EXERCISE MATERIALS:
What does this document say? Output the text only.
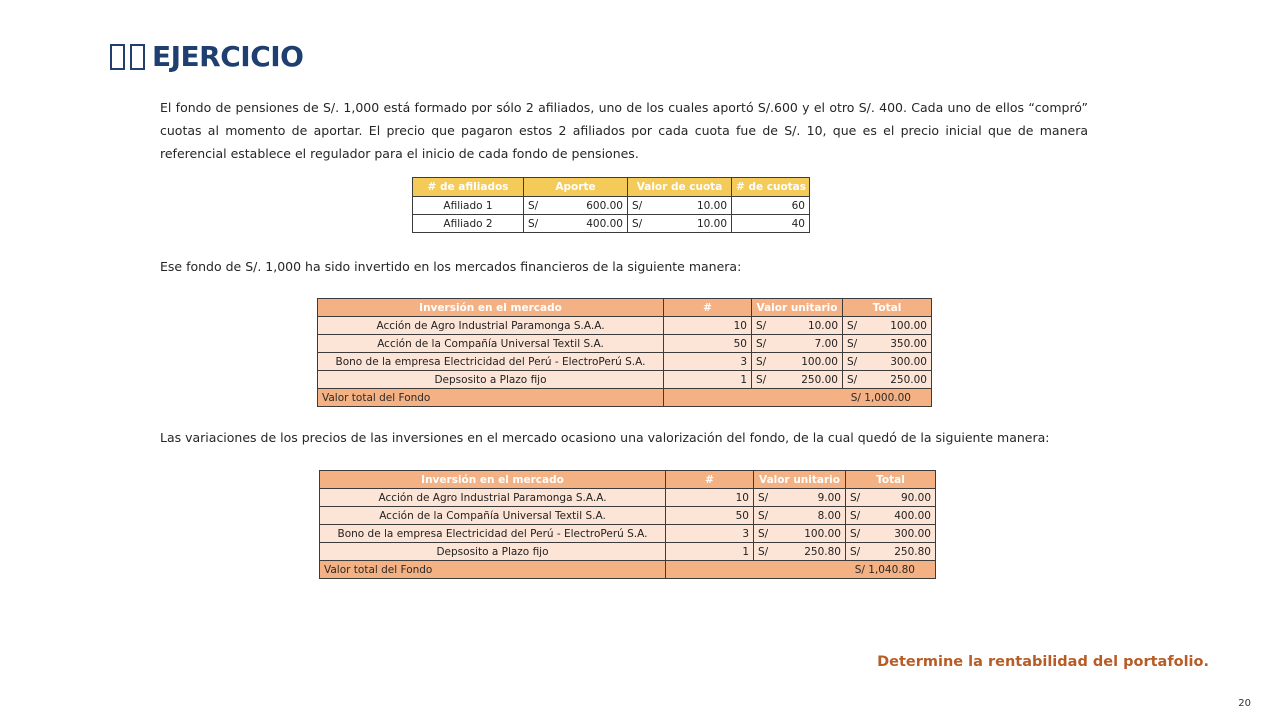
EJERCICIO
El fondo de pensiones de S/. 1,000 está formado por sólo 2 afiliados, uno de los cuales aportó S/.600 y el otro S/. 400. Cada uno de ellos “compró” cuotas al momento de aportar. El precio que pagaron estos 2 afiliados por cada cuota fue de S/. 10, que es el precio inicial que de manera referencial establece el regulador para el inicio de cada fondo de pensiones.
# de afiliados	Aporte	Valor de cuota	# de cuotas
Afiliado 1	S/ 600.00	S/ 10.00	60
Afiliado 2	S/ 400.00	S/ 10.00	40
Ese fondo de S/. 1,000 ha sido invertido en los mercados financieros de la siguiente manera:
Inversión en el mercado	#	Valor unitario	Total
Acción de Agro Industrial Paramonga S.A.A.	10	S/ 10.00	S/ 100.00

Acción de la Compañía Universal Textil S.A.	50	S/ 7.00	S/ 350.00

Bono de la empresa Electricidad del Perú - ElectroPerú S.A.	3	S/ 100.00	S/ 300.00

Depsosito a Plazo fijo	1	S/ 250.00	S/ 250.00

Valor total del Fondo	S/ 1,000.00		
Las variaciones de los precios de las inversiones en el mercado ocasiono una valorización del fondo, de la cual quedó de la siguiente manera:
Inversión en el mercado	#	Valor unitario	Total
Acción de Agro Industrial Paramonga S.A.A.	10	S/ 9.00	S/ 90.00

Acción de la Compañía Universal Textil S.A.	50	S/ 8.00	S/ 400.00

Bono de la empresa Electricidad del Perú - ElectroPerú S.A.	3	S/ 100.00	S/ 300.00

Depsosito a Plazo fijo	1	S/ 250.80	S/ 250.80

Valor total del Fondo	S/ 1,040.80		
Determine la rentabilidad del portafolio.
20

WHAT YOU SHOULD DO: Omit every picture, then reproduce the rest of the listing exactly.

SOLUTION TO THE PROBLEM:
What does this document say? Output the text only.
EJERCICIO
El fondo de pensiones de S/. 1,000 está formado por sólo 2 afiliados, uno de los cuales aportó S/.600 y el otro S/. 400. Cada uno de ellos “compró” cuotas al momento de aportar. El precio que pagaron estos 2 afiliados por cada cuota fue de S/. 10, que es el precio inicial que de manera referencial establece el regulador para el inicio de cada fondo de pensiones.
# de afiliados	Aporte	Valor de cuota	# de cuotas
Afiliado 1	S/ 600.00	S/ 10.00	60
Afiliado 2	S/ 400.00	S/ 10.00	40
Ese fondo de S/. 1,000 ha sido invertido en los mercados financieros de la siguiente manera:
Inversión en el mercado	#	Valor unitario	Total
Acción de Agro Industrial Paramonga S.A.A.	10	S/ 10.00	S/ 100.00

Acción de la Compañía Universal Textil S.A.	50	S/ 7.00	S/ 350.00

Bono de la empresa Electricidad del Perú - ElectroPerú S.A.	3	S/ 100.00	S/ 300.00

Depsosito a Plazo fijo	1	S/ 250.00	S/ 250.00

Valor total del Fondo	S/ 1,000.00		
Las variaciones de los precios de las inversiones en el mercado ocasiono una valorización del fondo, de la cual quedó de la siguiente manera:
Inversión en el mercado	#	Valor unitario	Total
Acción de Agro Industrial Paramonga S.A.A.	10	S/ 9.00	S/ 90.00

Acción de la Compañía Universal Textil S.A.	50	S/ 8.00	S/ 400.00

Bono de la empresa Electricidad del Perú - ElectroPerú S.A.	3	S/ 100.00	S/ 300.00

Depsosito a Plazo fijo	1	S/ 250.80	S/ 250.80

Valor total del Fondo	S/ 1,040.80		
Determine la rentabilidad del portafolio.
20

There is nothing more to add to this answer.